EXERCISE DETAILS - Leave out the pictures and restate the rest of the data exactly.

[BEGIN]

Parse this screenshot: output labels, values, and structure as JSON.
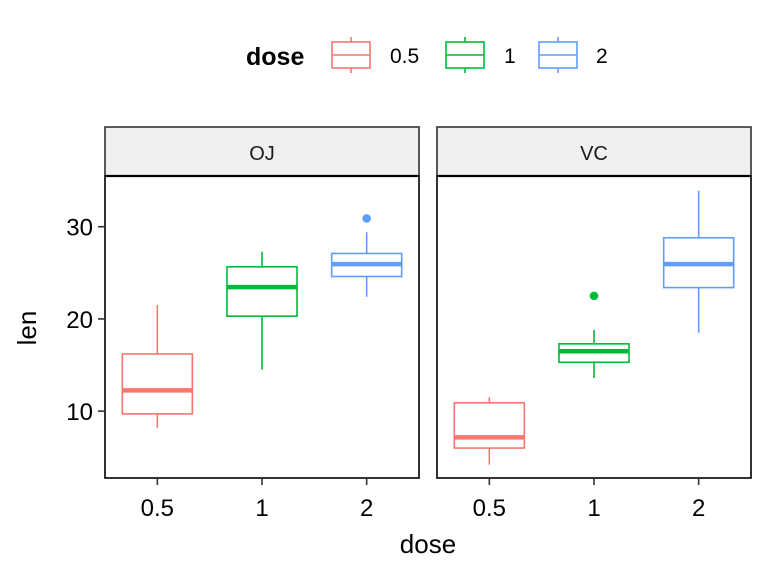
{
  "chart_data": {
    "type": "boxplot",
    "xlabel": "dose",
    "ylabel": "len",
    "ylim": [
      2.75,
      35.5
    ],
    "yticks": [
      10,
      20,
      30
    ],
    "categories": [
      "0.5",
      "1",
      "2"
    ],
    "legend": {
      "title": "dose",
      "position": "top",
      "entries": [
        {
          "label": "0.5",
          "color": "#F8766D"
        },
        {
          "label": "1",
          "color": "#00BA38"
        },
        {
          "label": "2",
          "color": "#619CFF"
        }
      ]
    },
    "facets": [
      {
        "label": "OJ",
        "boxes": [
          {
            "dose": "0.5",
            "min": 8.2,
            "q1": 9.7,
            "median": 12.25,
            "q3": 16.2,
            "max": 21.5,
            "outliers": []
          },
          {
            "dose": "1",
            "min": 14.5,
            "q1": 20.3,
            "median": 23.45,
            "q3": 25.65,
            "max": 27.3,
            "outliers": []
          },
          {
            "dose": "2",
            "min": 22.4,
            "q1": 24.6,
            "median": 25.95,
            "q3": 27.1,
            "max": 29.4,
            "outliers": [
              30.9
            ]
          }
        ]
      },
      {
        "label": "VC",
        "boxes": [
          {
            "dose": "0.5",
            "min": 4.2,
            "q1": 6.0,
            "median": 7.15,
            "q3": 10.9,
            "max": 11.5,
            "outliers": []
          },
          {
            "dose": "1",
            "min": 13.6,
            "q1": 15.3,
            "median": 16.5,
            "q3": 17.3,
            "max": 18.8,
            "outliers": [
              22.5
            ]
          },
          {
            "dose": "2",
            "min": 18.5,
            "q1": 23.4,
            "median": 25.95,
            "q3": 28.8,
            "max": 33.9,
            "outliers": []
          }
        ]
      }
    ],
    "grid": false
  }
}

[END]

ANSWER FOR THIS EXERCISE -
Parse this screenshot: output labels, values, and structure as JSON.
{
  "chart_data": {
    "type": "boxplot",
    "xlabel": "dose",
    "ylabel": "len",
    "ylim": [
      2.75,
      35.5
    ],
    "yticks": [
      10,
      20,
      30
    ],
    "categories": [
      "0.5",
      "1",
      "2"
    ],
    "legend": {
      "title": "dose",
      "position": "top",
      "entries": [
        {
          "label": "0.5",
          "color": "#F8766D"
        },
        {
          "label": "1",
          "color": "#00BA38"
        },
        {
          "label": "2",
          "color": "#619CFF"
        }
      ]
    },
    "facets": [
      {
        "label": "OJ",
        "boxes": [
          {
            "dose": "0.5",
            "min": 8.2,
            "q1": 9.7,
            "median": 12.25,
            "q3": 16.2,
            "max": 21.5,
            "outliers": []
          },
          {
            "dose": "1",
            "min": 14.5,
            "q1": 20.3,
            "median": 23.45,
            "q3": 25.65,
            "max": 27.3,
            "outliers": []
          },
          {
            "dose": "2",
            "min": 22.4,
            "q1": 24.6,
            "median": 25.95,
            "q3": 27.1,
            "max": 29.4,
            "outliers": [
              30.9
            ]
          }
        ]
      },
      {
        "label": "VC",
        "boxes": [
          {
            "dose": "0.5",
            "min": 4.2,
            "q1": 6.0,
            "median": 7.15,
            "q3": 10.9,
            "max": 11.5,
            "outliers": []
          },
          {
            "dose": "1",
            "min": 13.6,
            "q1": 15.3,
            "median": 16.5,
            "q3": 17.3,
            "max": 18.8,
            "outliers": [
              22.5
            ]
          },
          {
            "dose": "2",
            "min": 18.5,
            "q1": 23.4,
            "median": 25.95,
            "q3": 28.8,
            "max": 33.9,
            "outliers": []
          }
        ]
      }
    ],
    "grid": false
  }
}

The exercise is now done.